▶ _EXERCISE REQUIREMENTS_:
Can you reproduce, word for word, the stretch of the sausage stuffer thread from "## panthur (Dec" through "I suppose )."?

▶ _TEXT SEGMENT_:
****

# What is the difference between these 2 LEM stuffers ?



## panthur (Dec 16, 2011)

Hey guys...I am finally narrowing down my purchase between the LEM #607, 15 lb vertical stuffer OR the LEM #1112, 10 lb 2 speed vertical stuffer.

Near as I can tell the 1112 has a 4 post design and has 2 speed vs 1 but is more cost for lower capacity....anyone else know any more than that ??

I plan to use it for 20-30 lb batches of sausage and snack sticks ( although I can use my jerky cannon for the sticks I suppose ).

Any info / suggestions would be greatly appreciated.

 Thanks.


----------



## pops6927 (Dec 18, 2011)

I have a 15 lb. stuffer identical to LEM's (http://www.lemproducts.com/category/sausage-stuffers) 15 lb. for $299.99, and it is a great stuffer!  However, I bought mine at Northern Tool (http://www.northerntool.com/shop/tools/category_food-processing+stuffers) and is considerably less for the same thing, just a different sticker on it; compare for yourself!  I don't know if the speed feature is of any benefit because you control the speed by the crank anyways; I'd rather have the larger capacity.


----------



## big casino (Dec 18, 2011)

well it looks as if the LEM has all metal gears, and the kitchener has plastic, I have never used this type of stuffer, but I have the two speed stuffer from Weston and it works like a charm, depending on how much sausage your planning on stuffing would be a good thing to consider over plastic or metal gears, and the one or two speed style


----------



## big casino (Dec 18, 2011)

Sorry I thought pops post  was the question.... the diference is the single and two speeds, I never used a single speed stuffer, but I hear the 2 speed is considerably easier, due to the gear reduction


----------



## daveomak (Dec 18, 2011)

Panthur, morning.....  Congrats on deciding to get a vertical stuffer... That was a no brainer for me after joining here.....

****

▶ _RECORDS SUPPLIED_:
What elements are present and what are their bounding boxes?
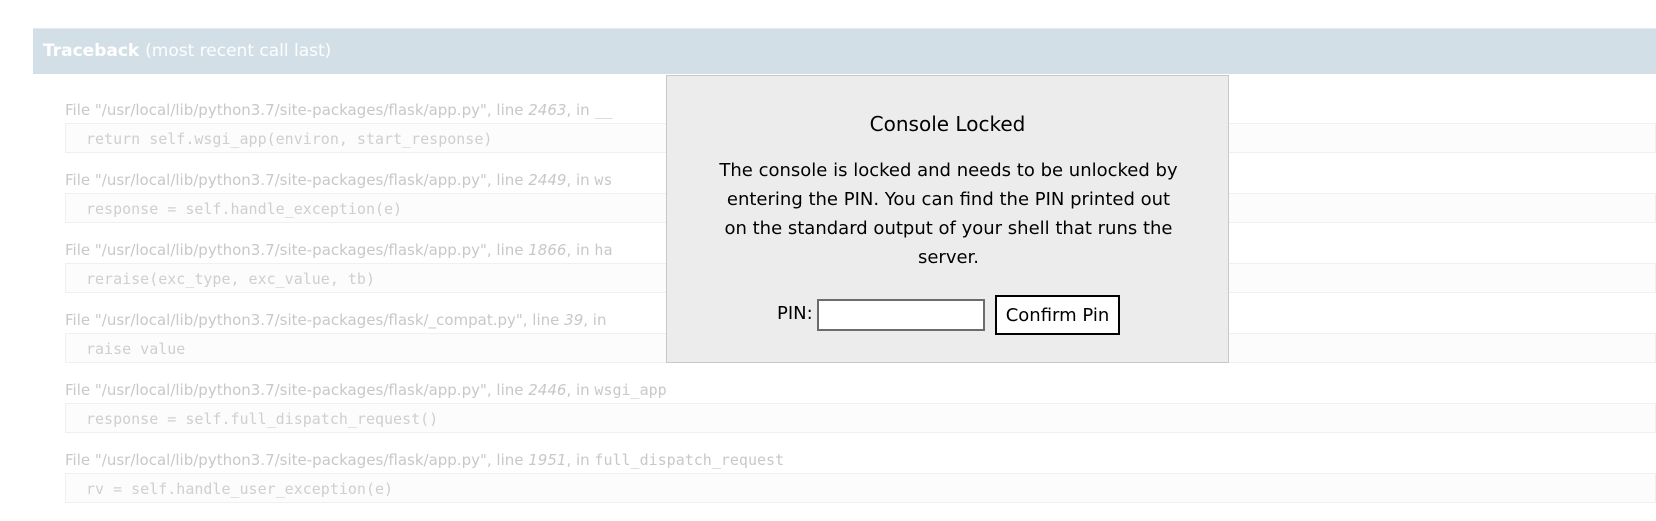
pin-label: PIN: <box>777 303 813 324</box>
trace-frame: File "/usr/local/lib/python3.7/site-pack… <box>33 381 1656 451</box>
frame-location: File "/usr/local/lib/python3.7/site-pack… <box>65 241 612 259</box>
frame-in: , in <box>583 311 607 329</box>
frame-path: /usr/local/lib/python3.7/site-packages/f… <box>101 171 480 189</box>
traceback-subtitle: (most recent call last) <box>145 41 332 61</box>
frame-prefix: File " <box>65 451 102 469</box>
pin-form: PIN: Confirm Pin <box>667 293 1228 335</box>
frame-path: /usr/local/lib/python3.7/site-packages/f… <box>101 451 480 469</box>
frame-line-number: 1951 <box>528 451 567 469</box>
frame-path: /usr/local/lib/python3.7/site-packages/f… <box>101 241 480 259</box>
frame-mid: ", line <box>479 241 529 259</box>
frame-location: File "/usr/local/lib/python3.7/site-pack… <box>65 171 612 189</box>
frame-mid: ", line <box>479 101 529 119</box>
frame-line-number: 2463 <box>528 101 567 119</box>
dialog-title: Console Locked <box>869 112 1026 136</box>
trace-frame: File "/usr/local/lib/python3.7/site-pack… <box>33 451 1656 521</box>
frame-line-number: 2449 <box>528 171 567 189</box>
frame-location: File "/usr/local/lib/python3.7/site-pack… <box>65 451 784 469</box>
frame-prefix: File " <box>65 101 102 119</box>
frame-in: , in <box>566 381 595 399</box>
frame-in: , in <box>566 451 595 469</box>
frame-path: /usr/local/lib/python3.7/site-packages/f… <box>101 311 516 329</box>
frame-prefix: File " <box>65 311 102 329</box>
frame-path: /usr/local/lib/python3.7/site-packages/f… <box>101 101 480 119</box>
traceback-header: Traceback (most recent call last) <box>33 28 1656 74</box>
frame-mid: ", line <box>479 171 529 189</box>
frame-function: ha <box>594 241 613 259</box>
frame-path: /usr/local/lib/python3.7/site-packages/f… <box>101 381 480 399</box>
page-top-fragment <box>240 0 370 2</box>
frame-function: wsgi_app <box>594 381 667 399</box>
frame-in: , in <box>566 241 595 259</box>
frame-line-number: 39 <box>564 311 584 329</box>
pin-input[interactable] <box>817 299 985 331</box>
console-locked-dialog: Console Locked The console is locked and… <box>666 75 1229 363</box>
frame-location: File "/usr/local/lib/python3.7/site-pack… <box>65 311 606 329</box>
frame-code[interactable]: rv = self.handle_user_exception(e) <box>65 473 1656 503</box>
frame-in: , in <box>566 171 595 189</box>
traceback-title-text: Traceback <box>43 41 140 61</box>
frame-mid: ", line <box>479 451 529 469</box>
frame-prefix: File " <box>65 381 102 399</box>
frame-prefix: File " <box>65 171 102 189</box>
frame-code[interactable]: response = self.full_dispatch_request() <box>65 403 1656 433</box>
traceback-title: Traceback (most recent call last) <box>43 41 331 61</box>
frame-mid: ", line <box>515 311 565 329</box>
frame-in: , in <box>566 101 595 119</box>
frame-line-number: 2446 <box>528 381 567 399</box>
frame-function: __ <box>594 101 613 119</box>
dialog-message: The console is locked and needs to be un… <box>719 160 1178 268</box>
frame-function: full_dispatch_request <box>594 451 785 469</box>
frame-prefix: File " <box>65 241 102 259</box>
frame-location: File "/usr/local/lib/python3.7/site-pack… <box>65 381 667 399</box>
frame-function: ws <box>594 171 613 189</box>
frame-location: File "/usr/local/lib/python3.7/site-pack… <box>65 101 612 119</box>
confirm-pin-button[interactable]: Confirm Pin <box>995 295 1120 335</box>
frame-mid: ", line <box>479 381 529 399</box>
frame-line-number: 1866 <box>528 241 567 259</box>
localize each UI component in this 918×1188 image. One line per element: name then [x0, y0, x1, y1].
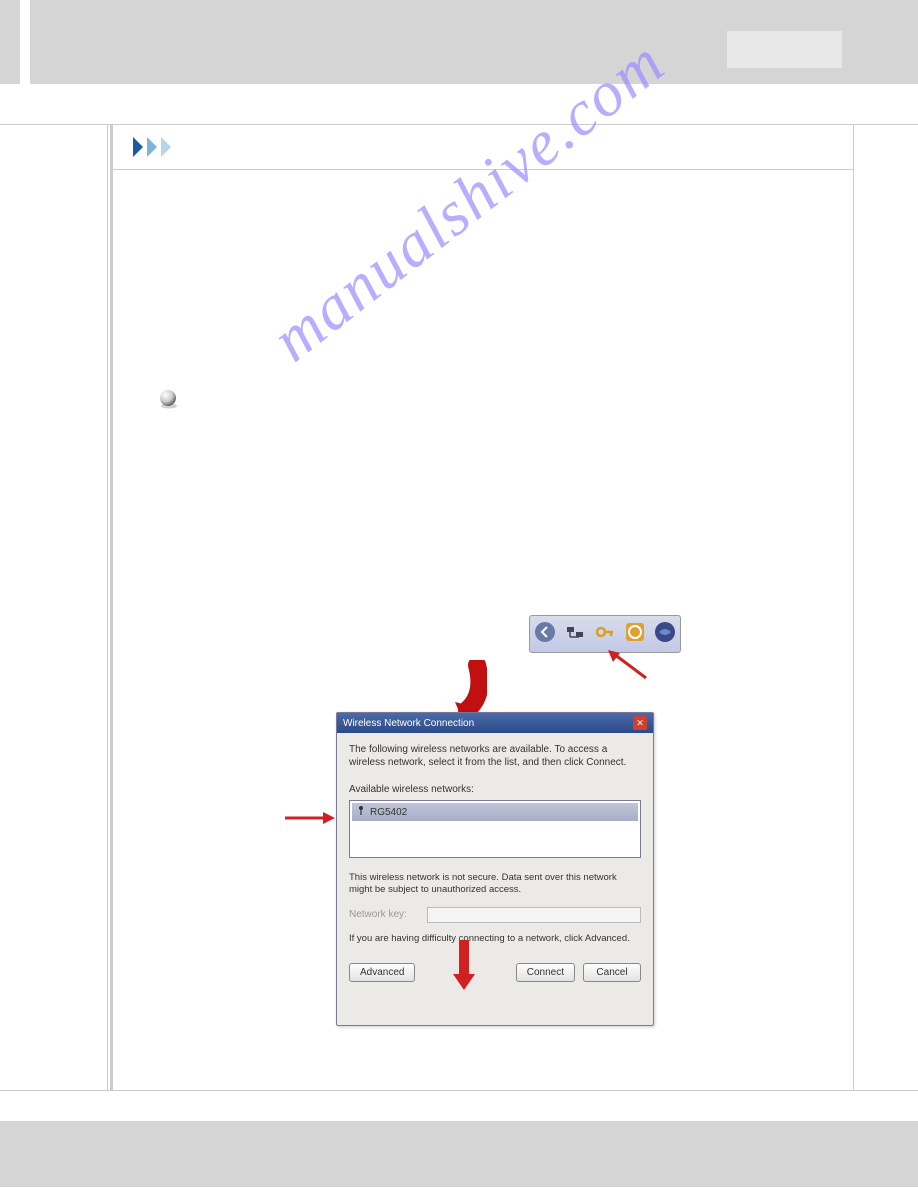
- tray-shield-icon[interactable]: [624, 621, 646, 648]
- dialog-body: The following wireless networks are avai…: [337, 733, 653, 955]
- network-list-item[interactable]: RG5402: [352, 803, 638, 821]
- dialog-title-text: Wireless Network Connection: [343, 718, 474, 729]
- red-arrow-icon: [608, 650, 648, 680]
- network-key-row: Network key:: [349, 907, 641, 923]
- bullet-sphere-icon: [158, 388, 180, 410]
- antenna-icon: [356, 805, 366, 819]
- close-icon[interactable]: ✕: [633, 716, 647, 730]
- network-key-label: Network key:: [349, 908, 419, 921]
- network-name: RG5402: [370, 806, 407, 819]
- tray-back-icon[interactable]: [534, 621, 556, 648]
- help-text: If you are having difficulty connecting …: [349, 933, 641, 945]
- advanced-button[interactable]: Advanced: [349, 963, 415, 982]
- cancel-button[interactable]: Cancel: [583, 963, 641, 982]
- section-header: [113, 125, 853, 170]
- header-button-placeholder[interactable]: [727, 31, 842, 68]
- content-row: manualshive.com: [0, 125, 918, 1091]
- red-arrow-icon: [449, 940, 479, 990]
- dialog-button-row: Advanced Connect Cancel: [337, 955, 653, 992]
- available-networks-label: Available wireless networks:: [349, 783, 641, 796]
- left-sidebar: [0, 125, 108, 1090]
- connect-button[interactable]: Connect: [516, 963, 575, 982]
- document-body: manualshive.com: [113, 170, 853, 1090]
- header-gap: [20, 0, 30, 84]
- network-listbox[interactable]: RG5402: [349, 800, 641, 858]
- red-arrow-icon: [285, 810, 335, 826]
- dialog-intro-text: The following wireless networks are avai…: [349, 743, 641, 769]
- security-warning-text: This wireless network is not secure. Dat…: [349, 872, 641, 897]
- system-tray: [529, 615, 681, 653]
- document-column: manualshive.com: [110, 125, 854, 1090]
- dialog-titlebar: Wireless Network Connection ✕: [337, 713, 653, 733]
- tray-network-icon[interactable]: [564, 621, 586, 648]
- right-sidebar: [854, 125, 914, 1090]
- triple-arrow-icon: [131, 135, 187, 164]
- footer-bar: [0, 1121, 918, 1187]
- header-bar: [0, 0, 918, 84]
- network-key-input[interactable]: [427, 907, 641, 923]
- tray-key-icon[interactable]: [594, 621, 616, 648]
- wireless-connection-dialog: Wireless Network Connection ✕ The follow…: [336, 712, 654, 1026]
- tray-app-icon[interactable]: [654, 621, 676, 648]
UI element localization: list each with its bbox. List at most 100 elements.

****

▶ _RESPONSE TO THIS TASK_:
## panthur (Dec 16, 2011)

Hey guys...I am finally narrowing down my purchase between the LEM #607, 15 lb vertical stuffer OR the LEM #1112, 10 lb 2 speed vertical stuffer.

Near as I can tell the 1112 has a 4 post design and has 2 speed vs 1 but is more cost for lower capacity....anyone else know any more than that ??

I plan to use it for 20-30 lb batches of sausage and snack sticks ( although I can use my jerky cannon for the sticks I suppose ).